→ **What you will do**
Pictures do not belong in your copy. Repeat all the other data exactly.

→ **The records**
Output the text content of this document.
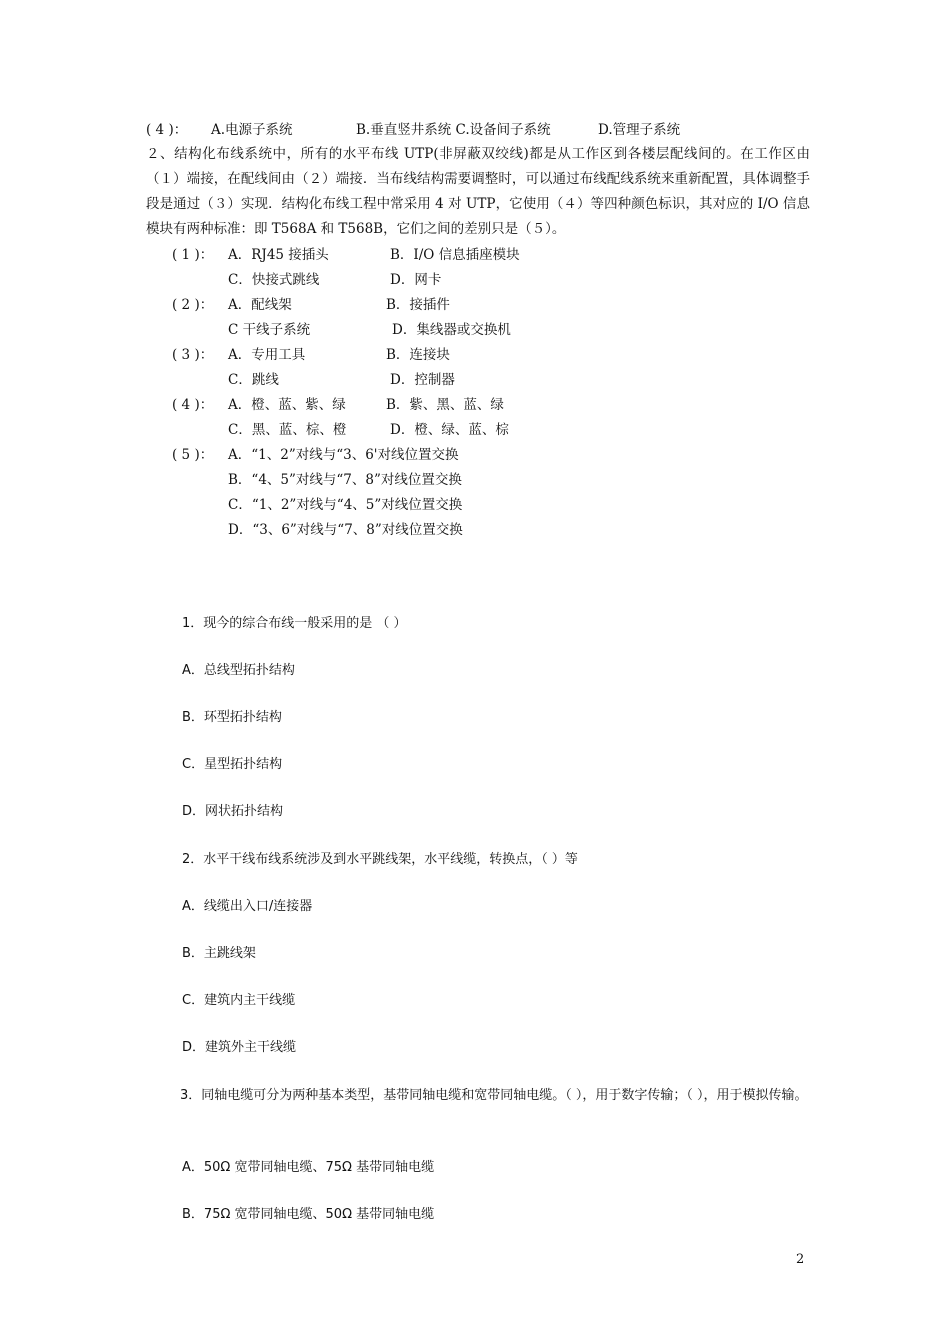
( 4 )： A.电源子系统	B.垂直竖井系统 C.设备间子系统	D.管理子系统
２、结构化布线系统中，所有的水平布线 UTP(非屏蔽双绞线)都是从工作区到各楼层配线间的。在工作区由（１）端接，在配线间由（２）端接．当布线结构需要调整时，可以通过布线配线系统来重新配置，具体调整手段是通过（３）实现．结构化布线工程中常采用 4 对 UTP，它使用（４）等四种颜色标识，其对应的 I/O 信息模块有两种标准：即 T568A 和 T568B，它们之间的差别只是（５）。
( 1 )： A．RJ45 接插头	B．I/O 信息插座模块
C．快接式跳线	D．网卡
( 2 )： A．配线架	B．接插件
C 干线子系统	D．集线器或交换机
( 3 )： A．专用工具	B．连接块
C．跳线	D．控制器
( 4 )： A．橙、蓝、紫、绿	B．紫、黑、蓝、绿
C．黑、蓝、棕、橙	D．橙、绿、蓝、棕
( 5 )： A．“1、2”对线与“3、6'对线位置交换
B．“4、5”对线与“7、8”对线位置交换
C．“1、2”对线与“4、5”对线位置交换
D．“3、6”对线与“7、8”对线位置交换
1．现今的综合布线一般采用的是 （ ）
A．总线型拓扑结构
B．环型拓扑结构
C．星型拓扑结构
D．网状拓扑结构
2．水平干线布线系统涉及到水平跳线架，水平线缆，转换点，（ ）等
A．线缆出入口/连接器
B．主跳线架
C．建筑内主干线缆
D．建筑外主干线缆
3．同轴电缆可分为两种基本类型，基带同轴电缆和宽带同轴电缆。（ ），用于数字传输；（ ），用于模拟传输。
A．50Ω 宽带同轴电缆、75Ω 基带同轴电缆
B．75Ω 宽带同轴电缆、50Ω 基带同轴电缆
2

→ **Solution to the exercise**
Output the text content of this document.
( 4 )： A.电源子系统	B.垂直竖井系统 C.设备间子系统	D.管理子系统
２、结构化布线系统中，所有的水平布线 UTP(非屏蔽双绞线)都是从工作区到各楼层配线间的。在工作区由（１）端接，在配线间由（２）端接．当布线结构需要调整时，可以通过布线配线系统来重新配置，具体调整手段是通过（３）实现．结构化布线工程中常采用 4 对 UTP，它使用（４）等四种颜色标识，其对应的 I/O 信息模块有两种标准：即 T568A 和 T568B，它们之间的差别只是（５）。
( 1 )： A．RJ45 接插头	B．I/O 信息插座模块
C．快接式跳线	D．网卡
( 2 )： A．配线架	B．接插件
C 干线子系统	D．集线器或交换机
( 3 )： A．专用工具	B．连接块
C．跳线	D．控制器
( 4 )： A．橙、蓝、紫、绿	B．紫、黑、蓝、绿
C．黑、蓝、棕、橙	D．橙、绿、蓝、棕
( 5 )： A．“1、2”对线与“3、6'对线位置交换
B．“4、5”对线与“7、8”对线位置交换
C．“1、2”对线与“4、5”对线位置交换
D．“3、6”对线与“7、8”对线位置交换
1．现今的综合布线一般采用的是 （ ）
A．总线型拓扑结构
B．环型拓扑结构
C．星型拓扑结构
D．网状拓扑结构
2．水平干线布线系统涉及到水平跳线架，水平线缆，转换点，（ ）等
A．线缆出入口/连接器
B．主跳线架
C．建筑内主干线缆
D．建筑外主干线缆
3．同轴电缆可分为两种基本类型，基带同轴电缆和宽带同轴电缆。（ ），用于数字传输；（ ），用于模拟传输。
A．50Ω 宽带同轴电缆、75Ω 基带同轴电缆
B．75Ω 宽带同轴电缆、50Ω 基带同轴电缆
2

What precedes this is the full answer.